__DO THIS__: Scan the entries below and report only how many lines contain "poloze".

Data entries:
━━━━━━━━━━

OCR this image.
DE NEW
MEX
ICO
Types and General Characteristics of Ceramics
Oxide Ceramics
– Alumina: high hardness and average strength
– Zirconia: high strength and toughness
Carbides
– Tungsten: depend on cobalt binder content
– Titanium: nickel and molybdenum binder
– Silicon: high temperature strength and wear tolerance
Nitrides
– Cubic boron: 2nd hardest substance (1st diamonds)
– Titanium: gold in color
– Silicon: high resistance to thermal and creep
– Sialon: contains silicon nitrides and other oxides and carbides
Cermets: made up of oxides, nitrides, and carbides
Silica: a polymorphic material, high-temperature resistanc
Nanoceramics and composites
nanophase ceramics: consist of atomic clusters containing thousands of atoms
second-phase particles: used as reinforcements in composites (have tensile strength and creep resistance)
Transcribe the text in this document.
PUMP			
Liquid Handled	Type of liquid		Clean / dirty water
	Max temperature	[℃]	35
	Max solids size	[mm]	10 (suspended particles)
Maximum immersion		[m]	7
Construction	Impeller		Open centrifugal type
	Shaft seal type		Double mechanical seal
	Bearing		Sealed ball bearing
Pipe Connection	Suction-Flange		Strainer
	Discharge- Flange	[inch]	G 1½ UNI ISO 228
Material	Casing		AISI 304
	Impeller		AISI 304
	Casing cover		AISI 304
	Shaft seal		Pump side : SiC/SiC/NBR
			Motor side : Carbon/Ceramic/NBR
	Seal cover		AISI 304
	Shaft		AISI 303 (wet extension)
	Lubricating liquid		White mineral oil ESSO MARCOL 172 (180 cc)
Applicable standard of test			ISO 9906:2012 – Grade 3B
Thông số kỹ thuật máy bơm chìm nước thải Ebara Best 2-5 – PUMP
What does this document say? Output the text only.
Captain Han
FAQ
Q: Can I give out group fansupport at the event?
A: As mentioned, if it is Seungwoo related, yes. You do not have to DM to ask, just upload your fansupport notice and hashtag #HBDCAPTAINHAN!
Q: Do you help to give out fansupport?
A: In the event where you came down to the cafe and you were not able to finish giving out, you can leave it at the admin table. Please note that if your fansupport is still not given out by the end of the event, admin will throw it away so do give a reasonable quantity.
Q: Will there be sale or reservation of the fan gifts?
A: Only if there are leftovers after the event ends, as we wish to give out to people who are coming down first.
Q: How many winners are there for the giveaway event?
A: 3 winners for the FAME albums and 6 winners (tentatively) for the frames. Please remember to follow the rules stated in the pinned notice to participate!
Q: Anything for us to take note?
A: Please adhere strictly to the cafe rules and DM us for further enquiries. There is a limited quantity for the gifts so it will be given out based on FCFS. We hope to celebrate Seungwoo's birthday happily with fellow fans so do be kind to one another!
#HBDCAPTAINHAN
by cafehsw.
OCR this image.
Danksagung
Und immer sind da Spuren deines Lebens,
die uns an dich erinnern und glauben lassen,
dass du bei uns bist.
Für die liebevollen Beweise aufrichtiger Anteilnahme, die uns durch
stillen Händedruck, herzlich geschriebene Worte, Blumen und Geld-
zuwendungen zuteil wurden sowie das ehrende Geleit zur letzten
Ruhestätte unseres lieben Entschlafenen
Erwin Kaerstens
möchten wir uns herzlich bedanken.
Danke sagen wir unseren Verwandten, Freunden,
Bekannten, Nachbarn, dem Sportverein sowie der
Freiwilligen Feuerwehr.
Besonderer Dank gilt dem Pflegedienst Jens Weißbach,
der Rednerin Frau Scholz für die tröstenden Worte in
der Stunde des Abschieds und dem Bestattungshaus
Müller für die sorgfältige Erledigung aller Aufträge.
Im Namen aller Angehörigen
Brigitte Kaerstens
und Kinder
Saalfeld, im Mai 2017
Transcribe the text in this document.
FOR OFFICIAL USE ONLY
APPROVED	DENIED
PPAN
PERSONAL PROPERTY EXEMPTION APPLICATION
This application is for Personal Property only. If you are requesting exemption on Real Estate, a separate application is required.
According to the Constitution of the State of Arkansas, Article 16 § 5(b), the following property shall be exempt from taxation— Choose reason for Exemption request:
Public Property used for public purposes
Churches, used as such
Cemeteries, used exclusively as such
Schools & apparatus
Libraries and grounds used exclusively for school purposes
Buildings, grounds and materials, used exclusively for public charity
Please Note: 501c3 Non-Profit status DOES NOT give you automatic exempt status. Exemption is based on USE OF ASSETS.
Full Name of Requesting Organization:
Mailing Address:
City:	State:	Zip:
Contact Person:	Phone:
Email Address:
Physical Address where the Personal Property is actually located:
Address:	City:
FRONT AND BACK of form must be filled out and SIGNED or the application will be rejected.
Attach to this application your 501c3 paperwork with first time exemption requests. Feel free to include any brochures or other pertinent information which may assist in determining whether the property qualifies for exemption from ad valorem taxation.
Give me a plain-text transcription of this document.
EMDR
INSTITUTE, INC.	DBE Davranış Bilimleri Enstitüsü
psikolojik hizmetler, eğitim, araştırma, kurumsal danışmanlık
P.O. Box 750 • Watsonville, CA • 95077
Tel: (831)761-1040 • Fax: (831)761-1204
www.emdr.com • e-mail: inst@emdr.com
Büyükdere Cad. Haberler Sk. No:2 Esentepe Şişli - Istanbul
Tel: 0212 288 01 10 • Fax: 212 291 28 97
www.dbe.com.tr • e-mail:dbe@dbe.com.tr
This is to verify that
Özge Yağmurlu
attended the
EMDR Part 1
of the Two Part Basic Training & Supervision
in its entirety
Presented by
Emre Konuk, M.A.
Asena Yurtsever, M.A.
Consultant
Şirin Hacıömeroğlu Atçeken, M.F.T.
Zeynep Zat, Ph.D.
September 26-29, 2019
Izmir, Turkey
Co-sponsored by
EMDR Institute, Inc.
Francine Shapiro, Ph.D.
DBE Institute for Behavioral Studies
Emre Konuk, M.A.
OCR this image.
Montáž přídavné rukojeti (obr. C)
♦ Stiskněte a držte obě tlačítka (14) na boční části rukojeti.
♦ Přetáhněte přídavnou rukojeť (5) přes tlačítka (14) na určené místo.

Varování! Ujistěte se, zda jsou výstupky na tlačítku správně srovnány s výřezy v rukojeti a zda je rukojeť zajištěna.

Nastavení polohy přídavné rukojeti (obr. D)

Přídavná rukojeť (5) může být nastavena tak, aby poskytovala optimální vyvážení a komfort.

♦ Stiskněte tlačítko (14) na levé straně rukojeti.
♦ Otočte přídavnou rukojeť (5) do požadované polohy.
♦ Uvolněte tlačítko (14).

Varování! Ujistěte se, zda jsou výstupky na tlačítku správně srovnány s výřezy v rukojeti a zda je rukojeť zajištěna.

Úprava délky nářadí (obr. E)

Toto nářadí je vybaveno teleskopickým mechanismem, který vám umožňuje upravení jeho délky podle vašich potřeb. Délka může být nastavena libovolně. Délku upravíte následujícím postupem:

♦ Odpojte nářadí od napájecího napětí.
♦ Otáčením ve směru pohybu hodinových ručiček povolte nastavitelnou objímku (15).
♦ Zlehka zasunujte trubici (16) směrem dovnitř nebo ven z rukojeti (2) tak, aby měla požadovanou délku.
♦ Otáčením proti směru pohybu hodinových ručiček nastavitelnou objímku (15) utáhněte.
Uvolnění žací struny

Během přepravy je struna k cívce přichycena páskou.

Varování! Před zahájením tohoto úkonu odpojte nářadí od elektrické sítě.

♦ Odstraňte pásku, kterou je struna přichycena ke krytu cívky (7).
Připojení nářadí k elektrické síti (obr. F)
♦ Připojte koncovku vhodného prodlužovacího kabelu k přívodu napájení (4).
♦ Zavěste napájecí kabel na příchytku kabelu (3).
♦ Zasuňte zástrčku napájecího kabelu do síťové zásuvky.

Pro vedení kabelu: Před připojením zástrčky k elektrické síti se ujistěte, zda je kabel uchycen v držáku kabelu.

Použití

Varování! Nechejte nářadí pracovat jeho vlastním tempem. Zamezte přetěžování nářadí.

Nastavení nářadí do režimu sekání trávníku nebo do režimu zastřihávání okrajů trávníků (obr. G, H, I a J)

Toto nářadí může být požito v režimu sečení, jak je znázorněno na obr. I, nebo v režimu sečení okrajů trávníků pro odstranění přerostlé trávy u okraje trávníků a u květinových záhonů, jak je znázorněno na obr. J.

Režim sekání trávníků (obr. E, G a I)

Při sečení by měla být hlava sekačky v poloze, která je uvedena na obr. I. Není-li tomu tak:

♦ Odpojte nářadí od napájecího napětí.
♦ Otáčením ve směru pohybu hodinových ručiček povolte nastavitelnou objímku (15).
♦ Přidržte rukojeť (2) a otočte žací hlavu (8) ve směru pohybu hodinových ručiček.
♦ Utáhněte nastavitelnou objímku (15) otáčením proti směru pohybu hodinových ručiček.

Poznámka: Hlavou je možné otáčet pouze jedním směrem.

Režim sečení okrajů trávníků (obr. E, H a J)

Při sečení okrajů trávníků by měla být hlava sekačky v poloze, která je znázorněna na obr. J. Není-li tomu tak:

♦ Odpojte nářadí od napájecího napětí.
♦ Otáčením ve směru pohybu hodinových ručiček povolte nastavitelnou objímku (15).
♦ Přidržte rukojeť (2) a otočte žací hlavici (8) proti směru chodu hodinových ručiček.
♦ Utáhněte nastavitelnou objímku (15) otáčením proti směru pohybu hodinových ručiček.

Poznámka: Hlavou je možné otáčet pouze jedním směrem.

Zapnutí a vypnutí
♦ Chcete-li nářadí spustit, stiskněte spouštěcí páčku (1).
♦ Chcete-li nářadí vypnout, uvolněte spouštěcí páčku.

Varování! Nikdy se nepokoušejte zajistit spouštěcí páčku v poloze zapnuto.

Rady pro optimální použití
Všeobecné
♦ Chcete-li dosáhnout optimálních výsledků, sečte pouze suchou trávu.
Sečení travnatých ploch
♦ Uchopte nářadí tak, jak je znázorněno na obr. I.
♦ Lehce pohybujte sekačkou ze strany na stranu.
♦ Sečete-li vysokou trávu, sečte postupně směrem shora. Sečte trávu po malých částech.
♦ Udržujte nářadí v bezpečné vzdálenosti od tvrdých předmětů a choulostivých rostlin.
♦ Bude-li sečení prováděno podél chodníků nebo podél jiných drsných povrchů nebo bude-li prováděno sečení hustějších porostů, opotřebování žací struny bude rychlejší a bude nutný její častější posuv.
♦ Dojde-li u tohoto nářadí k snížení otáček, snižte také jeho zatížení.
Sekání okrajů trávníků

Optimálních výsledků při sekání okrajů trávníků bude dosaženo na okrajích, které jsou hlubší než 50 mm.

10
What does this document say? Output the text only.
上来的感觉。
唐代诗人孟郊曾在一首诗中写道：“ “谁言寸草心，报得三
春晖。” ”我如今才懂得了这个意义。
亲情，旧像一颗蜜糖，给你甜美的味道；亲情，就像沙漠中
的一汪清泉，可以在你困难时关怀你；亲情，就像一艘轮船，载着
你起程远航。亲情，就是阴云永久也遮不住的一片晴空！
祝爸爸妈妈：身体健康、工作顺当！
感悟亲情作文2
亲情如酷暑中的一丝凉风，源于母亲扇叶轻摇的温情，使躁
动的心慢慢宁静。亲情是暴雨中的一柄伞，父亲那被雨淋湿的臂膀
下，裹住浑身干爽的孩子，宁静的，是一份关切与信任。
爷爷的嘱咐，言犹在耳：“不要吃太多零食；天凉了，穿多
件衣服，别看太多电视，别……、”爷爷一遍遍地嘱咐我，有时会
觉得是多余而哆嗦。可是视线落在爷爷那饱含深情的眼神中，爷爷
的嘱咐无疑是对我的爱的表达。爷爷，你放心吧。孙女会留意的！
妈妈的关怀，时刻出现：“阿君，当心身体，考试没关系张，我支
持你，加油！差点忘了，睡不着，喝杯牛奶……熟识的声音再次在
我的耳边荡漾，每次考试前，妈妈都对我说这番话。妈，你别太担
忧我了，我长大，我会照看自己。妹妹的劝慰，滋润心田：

━━━━━━━━━━

__OUTPUT OF THE EXERCISE__: 3